## [Stated task]
Every record should be repeated exactly, except that pictures are left out.

## [Data for this task]
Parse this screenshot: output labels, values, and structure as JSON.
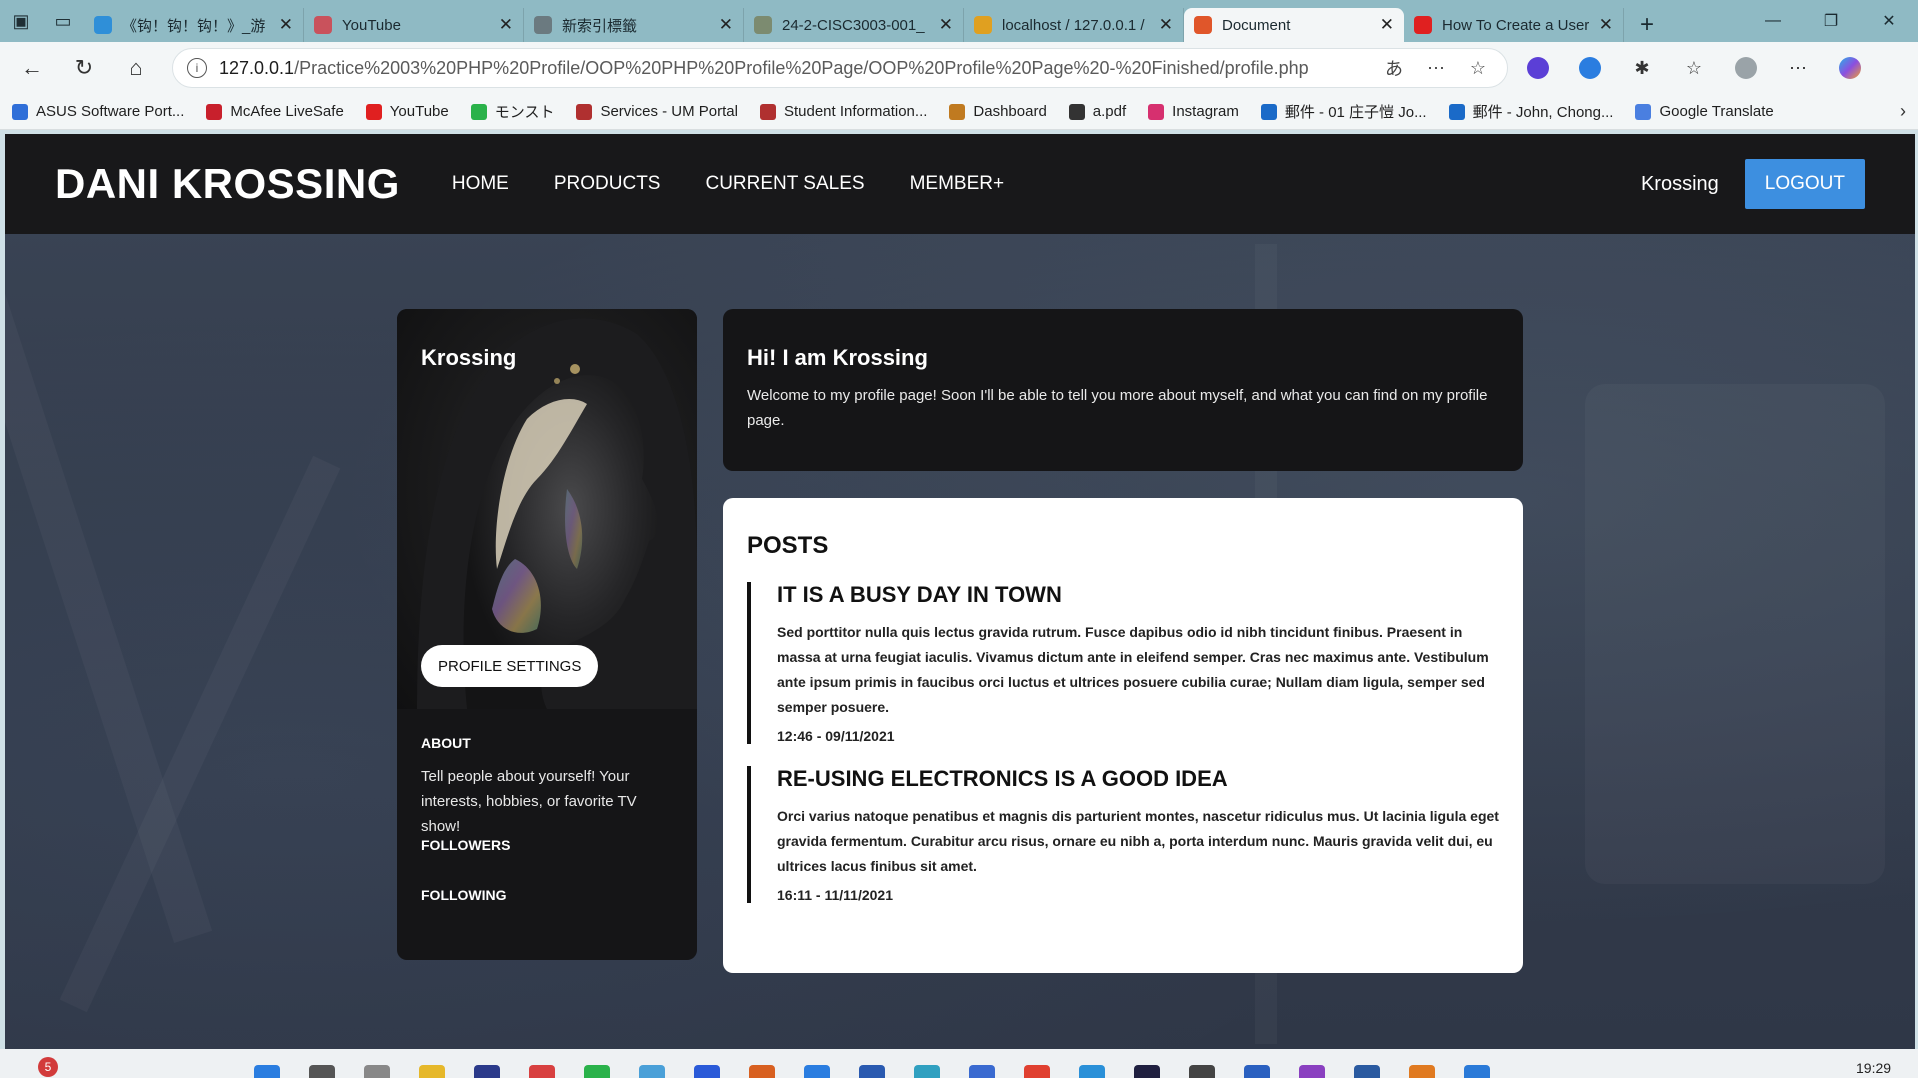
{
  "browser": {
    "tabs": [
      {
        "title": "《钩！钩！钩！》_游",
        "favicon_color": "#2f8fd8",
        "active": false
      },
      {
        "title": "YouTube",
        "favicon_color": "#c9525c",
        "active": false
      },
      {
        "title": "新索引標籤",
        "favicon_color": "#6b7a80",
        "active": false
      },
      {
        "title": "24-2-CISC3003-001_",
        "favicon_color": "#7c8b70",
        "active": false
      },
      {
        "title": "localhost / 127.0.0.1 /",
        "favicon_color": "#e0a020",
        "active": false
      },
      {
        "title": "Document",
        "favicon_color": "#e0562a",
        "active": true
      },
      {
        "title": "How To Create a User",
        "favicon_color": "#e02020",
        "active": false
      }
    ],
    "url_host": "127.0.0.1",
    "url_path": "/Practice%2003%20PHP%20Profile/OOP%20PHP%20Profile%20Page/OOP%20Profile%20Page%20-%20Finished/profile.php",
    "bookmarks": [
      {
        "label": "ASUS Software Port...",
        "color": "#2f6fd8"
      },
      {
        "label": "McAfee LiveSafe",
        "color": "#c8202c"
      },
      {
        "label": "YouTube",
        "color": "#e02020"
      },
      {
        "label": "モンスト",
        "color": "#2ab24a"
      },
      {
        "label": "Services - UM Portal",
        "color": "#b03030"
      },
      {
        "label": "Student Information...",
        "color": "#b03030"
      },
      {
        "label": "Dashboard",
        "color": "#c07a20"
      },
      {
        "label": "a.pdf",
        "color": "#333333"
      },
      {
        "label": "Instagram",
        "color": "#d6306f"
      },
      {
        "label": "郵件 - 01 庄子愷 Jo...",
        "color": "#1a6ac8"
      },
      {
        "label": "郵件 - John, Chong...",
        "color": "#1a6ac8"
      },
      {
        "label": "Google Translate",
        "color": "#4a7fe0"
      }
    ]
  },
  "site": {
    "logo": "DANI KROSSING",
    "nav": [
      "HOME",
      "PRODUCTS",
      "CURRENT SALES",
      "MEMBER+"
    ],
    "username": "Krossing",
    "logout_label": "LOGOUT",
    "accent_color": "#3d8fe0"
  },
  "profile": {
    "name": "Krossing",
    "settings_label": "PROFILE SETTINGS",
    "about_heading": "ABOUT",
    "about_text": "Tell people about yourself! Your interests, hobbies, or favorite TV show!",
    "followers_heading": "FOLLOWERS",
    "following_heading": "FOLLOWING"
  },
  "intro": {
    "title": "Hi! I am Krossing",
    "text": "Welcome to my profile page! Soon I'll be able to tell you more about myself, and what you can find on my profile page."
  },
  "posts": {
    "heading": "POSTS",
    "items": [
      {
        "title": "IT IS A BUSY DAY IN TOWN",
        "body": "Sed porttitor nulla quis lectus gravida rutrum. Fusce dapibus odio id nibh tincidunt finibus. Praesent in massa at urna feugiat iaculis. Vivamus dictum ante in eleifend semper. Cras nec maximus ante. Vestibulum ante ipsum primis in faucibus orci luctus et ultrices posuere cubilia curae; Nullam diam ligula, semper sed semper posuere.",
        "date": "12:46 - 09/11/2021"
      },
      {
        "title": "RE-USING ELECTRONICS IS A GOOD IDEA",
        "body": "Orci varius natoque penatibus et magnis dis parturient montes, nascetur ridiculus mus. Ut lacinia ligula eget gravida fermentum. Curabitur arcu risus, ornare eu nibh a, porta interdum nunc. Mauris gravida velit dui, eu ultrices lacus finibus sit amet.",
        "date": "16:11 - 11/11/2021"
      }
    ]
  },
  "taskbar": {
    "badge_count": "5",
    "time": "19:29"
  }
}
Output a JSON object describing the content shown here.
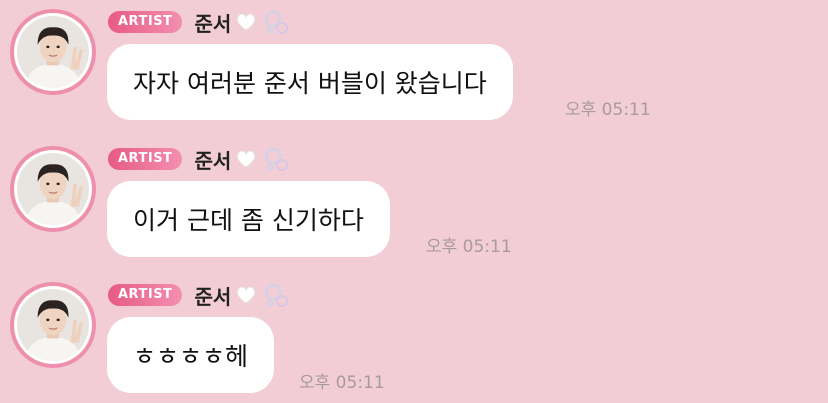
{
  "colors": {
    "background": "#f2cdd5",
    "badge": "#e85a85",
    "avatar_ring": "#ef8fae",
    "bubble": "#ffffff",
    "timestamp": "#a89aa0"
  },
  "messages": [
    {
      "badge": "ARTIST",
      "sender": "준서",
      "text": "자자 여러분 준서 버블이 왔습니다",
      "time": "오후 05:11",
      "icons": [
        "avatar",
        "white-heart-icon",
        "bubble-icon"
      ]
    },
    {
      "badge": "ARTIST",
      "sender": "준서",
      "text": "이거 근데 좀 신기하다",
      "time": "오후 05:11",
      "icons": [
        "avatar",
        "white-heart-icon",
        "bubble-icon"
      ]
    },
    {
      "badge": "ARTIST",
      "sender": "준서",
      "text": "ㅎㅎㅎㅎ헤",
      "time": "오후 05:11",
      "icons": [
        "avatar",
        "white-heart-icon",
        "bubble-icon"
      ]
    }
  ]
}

## [Solution to this exercise]
Parse this screenshot: output labels, values, and structure as JSON.
{
  "browser": {
    "tabs": [
      {
        "title": "《钩！钩！钩！》_游",
        "favicon_color": "#2f8fd8",
        "active": false
      },
      {
        "title": "YouTube",
        "favicon_color": "#c9525c",
        "active": false
      },
      {
        "title": "新索引標籤",
        "favicon_color": "#6b7a80",
        "active": false
      },
      {
        "title": "24-2-CISC3003-001_",
        "favicon_color": "#7c8b70",
        "active": false
      },
      {
        "title": "localhost / 127.0.0.1 /",
        "favicon_color": "#e0a020",
        "active": false
      },
      {
        "title": "Document",
        "favicon_color": "#e0562a",
        "active": true
      },
      {
        "title": "How To Create a User",
        "favicon_color": "#e02020",
        "active": false
      }
    ],
    "url_host": "127.0.0.1",
    "url_path": "/Practice%2003%20PHP%20Profile/OOP%20PHP%20Profile%20Page/OOP%20Profile%20Page%20-%20Finished/profile.php",
    "bookmarks": [
      {
        "label": "ASUS Software Port...",
        "color": "#2f6fd8"
      },
      {
        "label": "McAfee LiveSafe",
        "color": "#c8202c"
      },
      {
        "label": "YouTube",
        "color": "#e02020"
      },
      {
        "label": "モンスト",
        "color": "#2ab24a"
      },
      {
        "label": "Services - UM Portal",
        "color": "#b03030"
      },
      {
        "label": "Student Information...",
        "color": "#b03030"
      },
      {
        "label": "Dashboard",
        "color": "#c07a20"
      },
      {
        "label": "a.pdf",
        "color": "#333333"
      },
      {
        "label": "Instagram",
        "color": "#d6306f"
      },
      {
        "label": "郵件 - 01 庄子愷 Jo...",
        "color": "#1a6ac8"
      },
      {
        "label": "郵件 - John, Chong...",
        "color": "#1a6ac8"
      },
      {
        "label": "Google Translate",
        "color": "#4a7fe0"
      }
    ]
  },
  "site": {
    "logo": "DANI KROSSING",
    "nav": [
      "HOME",
      "PRODUCTS",
      "CURRENT SALES",
      "MEMBER+"
    ],
    "username": "Krossing",
    "logout_label": "LOGOUT",
    "accent_color": "#3d8fe0"
  },
  "profile": {
    "name": "Krossing",
    "settings_label": "PROFILE SETTINGS",
    "about_heading": "ABOUT",
    "about_text": "Tell people about yourself! Your interests, hobbies, or favorite TV show!",
    "followers_heading": "FOLLOWERS",
    "following_heading": "FOLLOWING"
  },
  "intro": {
    "title": "Hi! I am Krossing",
    "text": "Welcome to my profile page! Soon I'll be able to tell you more about myself, and what you can find on my profile page."
  },
  "posts": {
    "heading": "POSTS",
    "items": [
      {
        "title": "IT IS A BUSY DAY IN TOWN",
        "body": "Sed porttitor nulla quis lectus gravida rutrum. Fusce dapibus odio id nibh tincidunt finibus. Praesent in massa at urna feugiat iaculis. Vivamus dictum ante in eleifend semper. Cras nec maximus ante. Vestibulum ante ipsum primis in faucibus orci luctus et ultrices posuere cubilia curae; Nullam diam ligula, semper sed semper posuere.",
        "date": "12:46 - 09/11/2021"
      },
      {
        "title": "RE-USING ELECTRONICS IS A GOOD IDEA",
        "body": "Orci varius natoque penatibus et magnis dis parturient montes, nascetur ridiculus mus. Ut lacinia ligula eget gravida fermentum. Curabitur arcu risus, ornare eu nibh a, porta interdum nunc. Mauris gravida velit dui, eu ultrices lacus finibus sit amet.",
        "date": "16:11 - 11/11/2021"
      }
    ]
  },
  "taskbar": {
    "badge_count": "5",
    "time": "19:29"
  }
}
Output a JSON object describing the content shown here.
{
  "colors": {
    "background": "#f2cdd5",
    "badge": "#e85a85",
    "avatar_ring": "#ef8fae",
    "bubble": "#ffffff",
    "timestamp": "#a89aa0"
  },
  "messages": [
    {
      "badge": "ARTIST",
      "sender": "준서",
      "text": "자자 여러분 준서 버블이 왔습니다",
      "time": "오후 05:11",
      "icons": [
        "avatar",
        "white-heart-icon",
        "bubble-icon"
      ]
    },
    {
      "badge": "ARTIST",
      "sender": "준서",
      "text": "이거 근데 좀 신기하다",
      "time": "오후 05:11",
      "icons": [
        "avatar",
        "white-heart-icon",
        "bubble-icon"
      ]
    },
    {
      "badge": "ARTIST",
      "sender": "준서",
      "text": "ㅎㅎㅎㅎ헤",
      "time": "오후 05:11",
      "icons": [
        "avatar",
        "white-heart-icon",
        "bubble-icon"
      ]
    }
  ]
}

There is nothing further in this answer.